>>>>

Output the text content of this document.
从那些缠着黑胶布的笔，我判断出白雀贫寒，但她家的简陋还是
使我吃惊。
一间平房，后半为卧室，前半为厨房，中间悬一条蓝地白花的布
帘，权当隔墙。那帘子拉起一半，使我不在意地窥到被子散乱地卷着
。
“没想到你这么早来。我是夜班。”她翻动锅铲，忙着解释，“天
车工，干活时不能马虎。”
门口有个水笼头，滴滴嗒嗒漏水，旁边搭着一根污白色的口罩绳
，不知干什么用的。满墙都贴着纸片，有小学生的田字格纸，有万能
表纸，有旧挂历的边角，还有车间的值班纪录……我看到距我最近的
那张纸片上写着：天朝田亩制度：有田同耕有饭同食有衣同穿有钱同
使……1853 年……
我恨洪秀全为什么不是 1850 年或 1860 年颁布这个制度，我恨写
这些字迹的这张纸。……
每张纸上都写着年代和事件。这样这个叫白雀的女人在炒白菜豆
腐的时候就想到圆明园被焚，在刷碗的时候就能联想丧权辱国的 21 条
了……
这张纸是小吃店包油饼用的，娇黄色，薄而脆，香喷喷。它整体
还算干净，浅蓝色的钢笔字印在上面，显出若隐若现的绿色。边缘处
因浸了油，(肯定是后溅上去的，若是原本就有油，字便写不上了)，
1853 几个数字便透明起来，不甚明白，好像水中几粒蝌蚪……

<<<<

* What is being asked
Make an exact copy of all the data.

* Correct response
Output the text content of this document.
从那些缠着黑胶布的笔，我判断出白雀贫寒，但她家的简陋还是
使我吃惊。
一间平房，后半为卧室，前半为厨房，中间悬一条蓝地白花的布
帘，权当隔墙。那帘子拉起一半，使我不在意地窥到被子散乱地卷着
。
“没想到你这么早来。我是夜班。”她翻动锅铲，忙着解释，“天
车工，干活时不能马虎。”
门口有个水笼头，滴滴嗒嗒漏水，旁边搭着一根污白色的口罩绳
，不知干什么用的。满墙都贴着纸片，有小学生的田字格纸，有万能
表纸，有旧挂历的边角，还有车间的值班纪录……我看到距我最近的
那张纸片上写着：天朝田亩制度：有田同耕有饭同食有衣同穿有钱同
使……1853 年……
我恨洪秀全为什么不是 1850 年或 1860 年颁布这个制度，我恨写
这些字迹的这张纸。……
每张纸上都写着年代和事件。这样这个叫白雀的女人在炒白菜豆
腐的时候就想到圆明园被焚，在刷碗的时候就能联想丧权辱国的 21 条
了……
这张纸是小吃店包油饼用的，娇黄色，薄而脆，香喷喷。它整体
还算干净，浅蓝色的钢笔字印在上面，显出若隐若现的绿色。边缘处
因浸了油，(肯定是后溅上去的，若是原本就有油，字便写不上了)，
1853 几个数字便透明起来，不甚明白，好像水中几粒蝌蚪……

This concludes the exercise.